__What you will do__. Please give the data below again in full, exactly as it stands.

__Data supplied__.
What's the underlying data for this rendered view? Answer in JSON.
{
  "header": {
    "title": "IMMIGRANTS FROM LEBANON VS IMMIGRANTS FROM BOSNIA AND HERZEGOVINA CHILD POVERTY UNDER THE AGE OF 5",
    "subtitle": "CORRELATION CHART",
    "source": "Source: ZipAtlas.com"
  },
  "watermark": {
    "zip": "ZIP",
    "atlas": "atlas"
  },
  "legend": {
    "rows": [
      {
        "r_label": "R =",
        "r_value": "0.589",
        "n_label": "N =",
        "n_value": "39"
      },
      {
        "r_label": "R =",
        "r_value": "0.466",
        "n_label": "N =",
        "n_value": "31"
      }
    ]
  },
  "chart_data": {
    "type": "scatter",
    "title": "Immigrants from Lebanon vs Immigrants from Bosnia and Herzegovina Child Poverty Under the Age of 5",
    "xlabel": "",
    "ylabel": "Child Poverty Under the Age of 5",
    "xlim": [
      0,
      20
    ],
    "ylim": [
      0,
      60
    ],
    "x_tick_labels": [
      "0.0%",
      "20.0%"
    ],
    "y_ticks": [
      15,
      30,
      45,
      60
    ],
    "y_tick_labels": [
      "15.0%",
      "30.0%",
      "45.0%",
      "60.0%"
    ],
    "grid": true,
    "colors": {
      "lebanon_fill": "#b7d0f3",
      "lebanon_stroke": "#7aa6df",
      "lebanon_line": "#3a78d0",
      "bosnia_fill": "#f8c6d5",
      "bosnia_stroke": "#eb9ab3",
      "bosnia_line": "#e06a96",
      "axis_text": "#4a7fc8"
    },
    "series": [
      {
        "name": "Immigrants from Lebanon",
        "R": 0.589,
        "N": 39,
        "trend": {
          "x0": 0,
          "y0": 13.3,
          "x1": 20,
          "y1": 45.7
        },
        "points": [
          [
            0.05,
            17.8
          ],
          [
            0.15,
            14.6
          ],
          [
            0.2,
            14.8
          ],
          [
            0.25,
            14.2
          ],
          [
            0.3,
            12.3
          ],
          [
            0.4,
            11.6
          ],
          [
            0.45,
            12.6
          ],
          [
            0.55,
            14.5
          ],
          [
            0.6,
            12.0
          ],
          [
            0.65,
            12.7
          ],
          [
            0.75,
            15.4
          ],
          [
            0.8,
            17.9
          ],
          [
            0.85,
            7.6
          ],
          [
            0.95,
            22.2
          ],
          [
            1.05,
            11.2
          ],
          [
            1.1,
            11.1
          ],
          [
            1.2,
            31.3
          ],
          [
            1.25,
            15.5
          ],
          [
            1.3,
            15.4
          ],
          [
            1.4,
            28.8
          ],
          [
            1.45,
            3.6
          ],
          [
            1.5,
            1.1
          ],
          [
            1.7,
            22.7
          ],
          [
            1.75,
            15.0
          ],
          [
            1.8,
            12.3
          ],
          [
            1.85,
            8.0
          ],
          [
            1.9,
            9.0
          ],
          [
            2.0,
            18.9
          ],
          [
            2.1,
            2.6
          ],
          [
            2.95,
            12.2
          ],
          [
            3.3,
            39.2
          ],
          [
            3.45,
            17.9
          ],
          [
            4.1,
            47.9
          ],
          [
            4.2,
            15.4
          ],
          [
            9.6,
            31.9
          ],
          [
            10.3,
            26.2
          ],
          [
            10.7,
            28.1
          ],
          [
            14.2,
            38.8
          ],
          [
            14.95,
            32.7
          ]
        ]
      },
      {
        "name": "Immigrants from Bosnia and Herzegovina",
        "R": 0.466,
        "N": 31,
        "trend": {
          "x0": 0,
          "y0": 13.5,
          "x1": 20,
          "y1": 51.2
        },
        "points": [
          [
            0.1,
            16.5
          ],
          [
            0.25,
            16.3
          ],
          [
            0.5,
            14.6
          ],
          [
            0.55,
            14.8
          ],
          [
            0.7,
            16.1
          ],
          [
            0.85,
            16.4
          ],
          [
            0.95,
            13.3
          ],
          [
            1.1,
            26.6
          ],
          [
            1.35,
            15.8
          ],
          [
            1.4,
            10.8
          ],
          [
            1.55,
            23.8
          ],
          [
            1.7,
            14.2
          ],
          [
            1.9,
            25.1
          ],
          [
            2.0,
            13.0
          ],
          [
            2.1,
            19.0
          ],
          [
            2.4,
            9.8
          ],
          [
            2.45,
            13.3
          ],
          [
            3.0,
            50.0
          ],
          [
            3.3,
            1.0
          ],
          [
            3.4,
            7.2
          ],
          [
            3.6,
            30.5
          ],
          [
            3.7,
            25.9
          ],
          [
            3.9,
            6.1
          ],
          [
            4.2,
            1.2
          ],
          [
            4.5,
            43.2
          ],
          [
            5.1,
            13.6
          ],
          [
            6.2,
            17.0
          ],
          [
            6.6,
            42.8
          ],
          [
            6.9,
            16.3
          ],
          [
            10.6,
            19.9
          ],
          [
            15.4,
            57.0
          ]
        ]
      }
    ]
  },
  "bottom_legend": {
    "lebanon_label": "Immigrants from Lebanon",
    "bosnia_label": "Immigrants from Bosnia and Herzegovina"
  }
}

__Written answer__.
What's the underlying data for this rendered view? Answer in JSON.
{
  "header": {
    "title": "IMMIGRANTS FROM LEBANON VS IMMIGRANTS FROM BOSNIA AND HERZEGOVINA CHILD POVERTY UNDER THE AGE OF 5",
    "subtitle": "CORRELATION CHART",
    "source": "Source: ZipAtlas.com"
  },
  "watermark": {
    "zip": "ZIP",
    "atlas": "atlas"
  },
  "legend": {
    "rows": [
      {
        "r_label": "R =",
        "r_value": "0.589",
        "n_label": "N =",
        "n_value": "39"
      },
      {
        "r_label": "R =",
        "r_value": "0.466",
        "n_label": "N =",
        "n_value": "31"
      }
    ]
  },
  "chart_data": {
    "type": "scatter",
    "title": "Immigrants from Lebanon vs Immigrants from Bosnia and Herzegovina Child Poverty Under the Age of 5",
    "xlabel": "",
    "ylabel": "Child Poverty Under the Age of 5",
    "xlim": [
      0,
      20
    ],
    "ylim": [
      0,
      60
    ],
    "x_tick_labels": [
      "0.0%",
      "20.0%"
    ],
    "y_ticks": [
      15,
      30,
      45,
      60
    ],
    "y_tick_labels": [
      "15.0%",
      "30.0%",
      "45.0%",
      "60.0%"
    ],
    "grid": true,
    "colors": {
      "lebanon_fill": "#b7d0f3",
      "lebanon_stroke": "#7aa6df",
      "lebanon_line": "#3a78d0",
      "bosnia_fill": "#f8c6d5",
      "bosnia_stroke": "#eb9ab3",
      "bosnia_line": "#e06a96",
      "axis_text": "#4a7fc8"
    },
    "series": [
      {
        "name": "Immigrants from Lebanon",
        "R": 0.589,
        "N": 39,
        "trend": {
          "x0": 0,
          "y0": 13.3,
          "x1": 20,
          "y1": 45.7
        },
        "points": [
          [
            0.05,
            17.8
          ],
          [
            0.15,
            14.6
          ],
          [
            0.2,
            14.8
          ],
          [
            0.25,
            14.2
          ],
          [
            0.3,
            12.3
          ],
          [
            0.4,
            11.6
          ],
          [
            0.45,
            12.6
          ],
          [
            0.55,
            14.5
          ],
          [
            0.6,
            12.0
          ],
          [
            0.65,
            12.7
          ],
          [
            0.75,
            15.4
          ],
          [
            0.8,
            17.9
          ],
          [
            0.85,
            7.6
          ],
          [
            0.95,
            22.2
          ],
          [
            1.05,
            11.2
          ],
          [
            1.1,
            11.1
          ],
          [
            1.2,
            31.3
          ],
          [
            1.25,
            15.5
          ],
          [
            1.3,
            15.4
          ],
          [
            1.4,
            28.8
          ],
          [
            1.45,
            3.6
          ],
          [
            1.5,
            1.1
          ],
          [
            1.7,
            22.7
          ],
          [
            1.75,
            15.0
          ],
          [
            1.8,
            12.3
          ],
          [
            1.85,
            8.0
          ],
          [
            1.9,
            9.0
          ],
          [
            2.0,
            18.9
          ],
          [
            2.1,
            2.6
          ],
          [
            2.95,
            12.2
          ],
          [
            3.3,
            39.2
          ],
          [
            3.45,
            17.9
          ],
          [
            4.1,
            47.9
          ],
          [
            4.2,
            15.4
          ],
          [
            9.6,
            31.9
          ],
          [
            10.3,
            26.2
          ],
          [
            10.7,
            28.1
          ],
          [
            14.2,
            38.8
          ],
          [
            14.95,
            32.7
          ]
        ]
      },
      {
        "name": "Immigrants from Bosnia and Herzegovina",
        "R": 0.466,
        "N": 31,
        "trend": {
          "x0": 0,
          "y0": 13.5,
          "x1": 20,
          "y1": 51.2
        },
        "points": [
          [
            0.1,
            16.5
          ],
          [
            0.25,
            16.3
          ],
          [
            0.5,
            14.6
          ],
          [
            0.55,
            14.8
          ],
          [
            0.7,
            16.1
          ],
          [
            0.85,
            16.4
          ],
          [
            0.95,
            13.3
          ],
          [
            1.1,
            26.6
          ],
          [
            1.35,
            15.8
          ],
          [
            1.4,
            10.8
          ],
          [
            1.55,
            23.8
          ],
          [
            1.7,
            14.2
          ],
          [
            1.9,
            25.1
          ],
          [
            2.0,
            13.0
          ],
          [
            2.1,
            19.0
          ],
          [
            2.4,
            9.8
          ],
          [
            2.45,
            13.3
          ],
          [
            3.0,
            50.0
          ],
          [
            3.3,
            1.0
          ],
          [
            3.4,
            7.2
          ],
          [
            3.6,
            30.5
          ],
          [
            3.7,
            25.9
          ],
          [
            3.9,
            6.1
          ],
          [
            4.2,
            1.2
          ],
          [
            4.5,
            43.2
          ],
          [
            5.1,
            13.6
          ],
          [
            6.2,
            17.0
          ],
          [
            6.6,
            42.8
          ],
          [
            6.9,
            16.3
          ],
          [
            10.6,
            19.9
          ],
          [
            15.4,
            57.0
          ]
        ]
      }
    ]
  },
  "bottom_legend": {
    "lebanon_label": "Immigrants from Lebanon",
    "bosnia_label": "Immigrants from Bosnia and Herzegovina"
  }
}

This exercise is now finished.